# EXERCISE BRIEF:
Without omitting anything, retype the data that follows.

# DATA SECTION:
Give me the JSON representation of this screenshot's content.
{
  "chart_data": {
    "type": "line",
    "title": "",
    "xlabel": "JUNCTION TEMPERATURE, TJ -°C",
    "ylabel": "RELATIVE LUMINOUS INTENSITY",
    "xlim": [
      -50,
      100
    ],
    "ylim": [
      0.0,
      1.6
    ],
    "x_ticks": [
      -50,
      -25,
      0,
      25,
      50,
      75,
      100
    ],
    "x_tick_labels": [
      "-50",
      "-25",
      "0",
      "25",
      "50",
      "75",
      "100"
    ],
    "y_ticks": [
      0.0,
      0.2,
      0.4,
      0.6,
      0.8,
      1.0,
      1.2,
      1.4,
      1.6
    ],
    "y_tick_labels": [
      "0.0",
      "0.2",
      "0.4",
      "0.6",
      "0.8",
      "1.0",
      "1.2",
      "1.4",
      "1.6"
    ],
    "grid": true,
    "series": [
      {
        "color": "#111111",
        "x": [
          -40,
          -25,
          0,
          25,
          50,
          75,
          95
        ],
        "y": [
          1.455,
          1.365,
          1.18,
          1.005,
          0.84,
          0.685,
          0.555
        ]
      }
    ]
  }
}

# EXERCISE RESPONSE:
Give me the JSON representation of this screenshot's content.
{
  "chart_data": {
    "type": "line",
    "title": "",
    "xlabel": "JUNCTION TEMPERATURE, TJ -°C",
    "ylabel": "RELATIVE LUMINOUS INTENSITY",
    "xlim": [
      -50,
      100
    ],
    "ylim": [
      0.0,
      1.6
    ],
    "x_ticks": [
      -50,
      -25,
      0,
      25,
      50,
      75,
      100
    ],
    "x_tick_labels": [
      "-50",
      "-25",
      "0",
      "25",
      "50",
      "75",
      "100"
    ],
    "y_ticks": [
      0.0,
      0.2,
      0.4,
      0.6,
      0.8,
      1.0,
      1.2,
      1.4,
      1.6
    ],
    "y_tick_labels": [
      "0.0",
      "0.2",
      "0.4",
      "0.6",
      "0.8",
      "1.0",
      "1.2",
      "1.4",
      "1.6"
    ],
    "grid": true,
    "series": [
      {
        "color": "#111111",
        "x": [
          -40,
          -25,
          0,
          25,
          50,
          75,
          95
        ],
        "y": [
          1.455,
          1.365,
          1.18,
          1.005,
          0.84,
          0.685,
          0.555
        ]
      }
    ]
  }
}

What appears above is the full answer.